-- Extracted material --

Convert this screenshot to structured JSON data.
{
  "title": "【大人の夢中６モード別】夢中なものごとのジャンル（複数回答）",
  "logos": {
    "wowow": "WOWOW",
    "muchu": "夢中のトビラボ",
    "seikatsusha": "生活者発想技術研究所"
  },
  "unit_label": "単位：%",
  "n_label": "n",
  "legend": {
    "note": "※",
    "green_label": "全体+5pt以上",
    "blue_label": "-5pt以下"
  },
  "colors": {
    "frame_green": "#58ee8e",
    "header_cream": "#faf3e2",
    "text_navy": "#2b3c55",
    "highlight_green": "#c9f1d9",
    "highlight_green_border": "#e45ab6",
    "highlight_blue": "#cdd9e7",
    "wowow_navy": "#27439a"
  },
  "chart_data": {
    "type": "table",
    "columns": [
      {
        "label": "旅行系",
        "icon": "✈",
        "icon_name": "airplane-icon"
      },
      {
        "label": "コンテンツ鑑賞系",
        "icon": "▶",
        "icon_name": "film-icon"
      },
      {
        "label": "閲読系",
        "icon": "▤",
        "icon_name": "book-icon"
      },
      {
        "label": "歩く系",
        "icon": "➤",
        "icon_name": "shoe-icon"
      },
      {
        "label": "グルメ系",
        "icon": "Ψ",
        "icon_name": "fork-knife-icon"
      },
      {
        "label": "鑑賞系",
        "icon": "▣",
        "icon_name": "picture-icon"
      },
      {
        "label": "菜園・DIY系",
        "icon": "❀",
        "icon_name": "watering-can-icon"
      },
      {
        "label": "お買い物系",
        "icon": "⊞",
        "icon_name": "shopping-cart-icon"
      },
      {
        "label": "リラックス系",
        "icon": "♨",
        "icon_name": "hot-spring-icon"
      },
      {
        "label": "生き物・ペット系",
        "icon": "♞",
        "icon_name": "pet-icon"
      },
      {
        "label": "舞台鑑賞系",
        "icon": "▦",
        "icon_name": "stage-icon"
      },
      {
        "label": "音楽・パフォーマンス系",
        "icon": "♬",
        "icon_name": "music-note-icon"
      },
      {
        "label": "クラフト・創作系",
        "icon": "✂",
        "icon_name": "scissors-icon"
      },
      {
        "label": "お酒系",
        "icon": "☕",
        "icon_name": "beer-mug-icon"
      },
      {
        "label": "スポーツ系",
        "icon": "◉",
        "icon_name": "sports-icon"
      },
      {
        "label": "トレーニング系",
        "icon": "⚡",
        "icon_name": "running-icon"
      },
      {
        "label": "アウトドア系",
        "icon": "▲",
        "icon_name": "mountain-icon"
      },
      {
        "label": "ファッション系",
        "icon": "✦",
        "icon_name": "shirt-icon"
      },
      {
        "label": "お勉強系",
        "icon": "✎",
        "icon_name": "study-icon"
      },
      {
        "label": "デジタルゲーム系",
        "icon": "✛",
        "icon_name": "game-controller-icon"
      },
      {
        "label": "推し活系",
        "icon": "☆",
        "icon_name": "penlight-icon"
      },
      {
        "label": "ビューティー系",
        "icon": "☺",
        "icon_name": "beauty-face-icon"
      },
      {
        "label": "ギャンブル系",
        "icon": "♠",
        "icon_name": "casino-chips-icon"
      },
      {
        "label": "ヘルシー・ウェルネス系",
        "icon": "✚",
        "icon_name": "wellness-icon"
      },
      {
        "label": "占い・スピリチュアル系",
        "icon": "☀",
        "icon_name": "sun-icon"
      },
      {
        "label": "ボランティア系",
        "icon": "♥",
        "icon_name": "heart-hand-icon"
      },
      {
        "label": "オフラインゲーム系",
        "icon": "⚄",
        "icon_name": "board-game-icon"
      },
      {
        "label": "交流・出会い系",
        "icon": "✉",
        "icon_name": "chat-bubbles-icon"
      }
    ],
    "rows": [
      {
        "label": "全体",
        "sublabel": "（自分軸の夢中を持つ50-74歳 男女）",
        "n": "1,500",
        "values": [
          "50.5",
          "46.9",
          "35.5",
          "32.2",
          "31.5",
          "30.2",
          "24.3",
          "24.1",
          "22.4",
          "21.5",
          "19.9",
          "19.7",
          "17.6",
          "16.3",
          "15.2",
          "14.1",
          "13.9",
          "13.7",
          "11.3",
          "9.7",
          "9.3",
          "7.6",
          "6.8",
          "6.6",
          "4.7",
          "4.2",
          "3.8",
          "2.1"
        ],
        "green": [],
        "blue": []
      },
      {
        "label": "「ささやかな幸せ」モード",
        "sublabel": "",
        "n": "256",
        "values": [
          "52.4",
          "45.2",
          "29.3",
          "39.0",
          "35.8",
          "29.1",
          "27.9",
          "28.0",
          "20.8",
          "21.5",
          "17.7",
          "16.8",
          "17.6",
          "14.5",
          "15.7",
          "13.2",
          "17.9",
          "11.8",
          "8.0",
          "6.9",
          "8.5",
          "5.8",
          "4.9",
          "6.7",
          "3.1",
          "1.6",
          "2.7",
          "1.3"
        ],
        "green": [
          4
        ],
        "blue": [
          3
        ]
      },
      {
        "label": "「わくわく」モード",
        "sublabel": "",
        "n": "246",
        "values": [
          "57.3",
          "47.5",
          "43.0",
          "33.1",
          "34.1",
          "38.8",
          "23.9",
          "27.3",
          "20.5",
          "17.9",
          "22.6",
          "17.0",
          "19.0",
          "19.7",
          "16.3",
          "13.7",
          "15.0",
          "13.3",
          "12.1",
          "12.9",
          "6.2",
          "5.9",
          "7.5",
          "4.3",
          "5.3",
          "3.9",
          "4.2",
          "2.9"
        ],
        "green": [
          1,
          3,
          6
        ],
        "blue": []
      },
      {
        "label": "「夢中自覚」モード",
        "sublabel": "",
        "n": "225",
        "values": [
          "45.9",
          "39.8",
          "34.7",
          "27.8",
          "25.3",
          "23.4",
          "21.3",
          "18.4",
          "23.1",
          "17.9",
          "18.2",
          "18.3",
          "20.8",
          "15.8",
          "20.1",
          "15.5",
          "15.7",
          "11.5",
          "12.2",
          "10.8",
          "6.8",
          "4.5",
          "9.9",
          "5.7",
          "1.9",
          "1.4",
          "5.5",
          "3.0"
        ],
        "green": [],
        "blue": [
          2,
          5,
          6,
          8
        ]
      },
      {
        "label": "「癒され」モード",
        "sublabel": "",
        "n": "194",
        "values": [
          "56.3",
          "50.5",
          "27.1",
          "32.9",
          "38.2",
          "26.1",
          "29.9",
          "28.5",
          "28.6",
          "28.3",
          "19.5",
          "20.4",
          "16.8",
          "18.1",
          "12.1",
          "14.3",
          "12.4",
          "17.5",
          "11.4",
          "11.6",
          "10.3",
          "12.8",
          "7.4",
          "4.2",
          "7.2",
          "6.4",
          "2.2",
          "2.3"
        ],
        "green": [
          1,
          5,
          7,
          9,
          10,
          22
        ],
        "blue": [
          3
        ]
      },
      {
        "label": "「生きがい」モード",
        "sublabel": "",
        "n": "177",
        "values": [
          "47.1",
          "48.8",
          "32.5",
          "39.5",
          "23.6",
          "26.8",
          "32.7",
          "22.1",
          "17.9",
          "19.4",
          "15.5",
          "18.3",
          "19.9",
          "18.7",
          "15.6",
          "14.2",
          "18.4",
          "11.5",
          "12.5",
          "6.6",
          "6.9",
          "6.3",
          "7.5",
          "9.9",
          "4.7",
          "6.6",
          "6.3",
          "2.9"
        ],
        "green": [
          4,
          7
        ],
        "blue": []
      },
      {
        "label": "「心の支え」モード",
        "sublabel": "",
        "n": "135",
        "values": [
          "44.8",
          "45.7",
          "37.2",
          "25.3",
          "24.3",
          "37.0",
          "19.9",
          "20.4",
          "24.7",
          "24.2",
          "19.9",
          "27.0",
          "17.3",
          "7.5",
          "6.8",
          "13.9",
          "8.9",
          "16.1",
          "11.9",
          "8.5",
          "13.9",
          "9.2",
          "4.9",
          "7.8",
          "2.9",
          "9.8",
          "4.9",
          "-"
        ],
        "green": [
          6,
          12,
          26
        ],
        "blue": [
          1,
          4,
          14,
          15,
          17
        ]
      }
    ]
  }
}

-- Set problem --
Please list every line of the records that contains "game".

-- Solution to this exercise --
        "icon_name": "game-controller-icon"
        "icon_name": "board-game-icon"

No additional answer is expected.